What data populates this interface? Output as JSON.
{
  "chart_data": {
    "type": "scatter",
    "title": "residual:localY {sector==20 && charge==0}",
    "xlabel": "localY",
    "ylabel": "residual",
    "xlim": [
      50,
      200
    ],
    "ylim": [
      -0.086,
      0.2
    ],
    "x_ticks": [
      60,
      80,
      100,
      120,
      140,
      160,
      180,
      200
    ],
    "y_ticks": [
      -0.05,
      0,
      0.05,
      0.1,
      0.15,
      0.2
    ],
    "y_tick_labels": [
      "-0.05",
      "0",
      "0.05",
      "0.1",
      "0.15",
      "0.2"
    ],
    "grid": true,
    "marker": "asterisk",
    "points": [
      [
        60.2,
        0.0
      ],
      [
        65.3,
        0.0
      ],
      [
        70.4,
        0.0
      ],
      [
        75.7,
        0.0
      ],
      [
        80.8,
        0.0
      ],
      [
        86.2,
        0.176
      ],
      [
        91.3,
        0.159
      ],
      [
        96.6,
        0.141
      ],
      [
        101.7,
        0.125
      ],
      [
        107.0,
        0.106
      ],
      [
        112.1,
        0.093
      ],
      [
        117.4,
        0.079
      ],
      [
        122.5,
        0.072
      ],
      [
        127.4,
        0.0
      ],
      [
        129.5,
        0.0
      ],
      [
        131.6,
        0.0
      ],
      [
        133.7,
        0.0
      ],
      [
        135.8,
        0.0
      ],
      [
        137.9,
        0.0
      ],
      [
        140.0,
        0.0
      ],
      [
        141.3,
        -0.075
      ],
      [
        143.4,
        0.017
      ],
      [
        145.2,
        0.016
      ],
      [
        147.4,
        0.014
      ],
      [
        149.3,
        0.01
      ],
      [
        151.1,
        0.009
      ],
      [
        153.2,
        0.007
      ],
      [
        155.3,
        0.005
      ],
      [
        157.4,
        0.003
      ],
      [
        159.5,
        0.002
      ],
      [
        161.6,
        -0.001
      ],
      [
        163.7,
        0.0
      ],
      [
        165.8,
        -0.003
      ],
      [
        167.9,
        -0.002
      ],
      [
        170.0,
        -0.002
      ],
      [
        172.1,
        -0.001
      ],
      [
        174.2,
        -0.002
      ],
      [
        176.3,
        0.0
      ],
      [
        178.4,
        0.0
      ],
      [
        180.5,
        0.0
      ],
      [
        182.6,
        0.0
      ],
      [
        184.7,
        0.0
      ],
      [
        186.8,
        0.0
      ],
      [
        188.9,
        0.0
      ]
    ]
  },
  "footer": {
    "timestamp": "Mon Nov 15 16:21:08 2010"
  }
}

#### What you will do:
Every record shown above must be echoed exactly.

#### Result of the exercise:
What data populates this interface? Output as JSON.
{
  "chart_data": {
    "type": "scatter",
    "title": "residual:localY {sector==20 && charge==0}",
    "xlabel": "localY",
    "ylabel": "residual",
    "xlim": [
      50,
      200
    ],
    "ylim": [
      -0.086,
      0.2
    ],
    "x_ticks": [
      60,
      80,
      100,
      120,
      140,
      160,
      180,
      200
    ],
    "y_ticks": [
      -0.05,
      0,
      0.05,
      0.1,
      0.15,
      0.2
    ],
    "y_tick_labels": [
      "-0.05",
      "0",
      "0.05",
      "0.1",
      "0.15",
      "0.2"
    ],
    "grid": true,
    "marker": "asterisk",
    "points": [
      [
        60.2,
        0.0
      ],
      [
        65.3,
        0.0
      ],
      [
        70.4,
        0.0
      ],
      [
        75.7,
        0.0
      ],
      [
        80.8,
        0.0
      ],
      [
        86.2,
        0.176
      ],
      [
        91.3,
        0.159
      ],
      [
        96.6,
        0.141
      ],
      [
        101.7,
        0.125
      ],
      [
        107.0,
        0.106
      ],
      [
        112.1,
        0.093
      ],
      [
        117.4,
        0.079
      ],
      [
        122.5,
        0.072
      ],
      [
        127.4,
        0.0
      ],
      [
        129.5,
        0.0
      ],
      [
        131.6,
        0.0
      ],
      [
        133.7,
        0.0
      ],
      [
        135.8,
        0.0
      ],
      [
        137.9,
        0.0
      ],
      [
        140.0,
        0.0
      ],
      [
        141.3,
        -0.075
      ],
      [
        143.4,
        0.017
      ],
      [
        145.2,
        0.016
      ],
      [
        147.4,
        0.014
      ],
      [
        149.3,
        0.01
      ],
      [
        151.1,
        0.009
      ],
      [
        153.2,
        0.007
      ],
      [
        155.3,
        0.005
      ],
      [
        157.4,
        0.003
      ],
      [
        159.5,
        0.002
      ],
      [
        161.6,
        -0.001
      ],
      [
        163.7,
        0.0
      ],
      [
        165.8,
        -0.003
      ],
      [
        167.9,
        -0.002
      ],
      [
        170.0,
        -0.002
      ],
      [
        172.1,
        -0.001
      ],
      [
        174.2,
        -0.002
      ],
      [
        176.3,
        0.0
      ],
      [
        178.4,
        0.0
      ],
      [
        180.5,
        0.0
      ],
      [
        182.6,
        0.0
      ],
      [
        184.7,
        0.0
      ],
      [
        186.8,
        0.0
      ],
      [
        188.9,
        0.0
      ]
    ]
  },
  "footer": {
    "timestamp": "Mon Nov 15 16:21:08 2010"
  }
}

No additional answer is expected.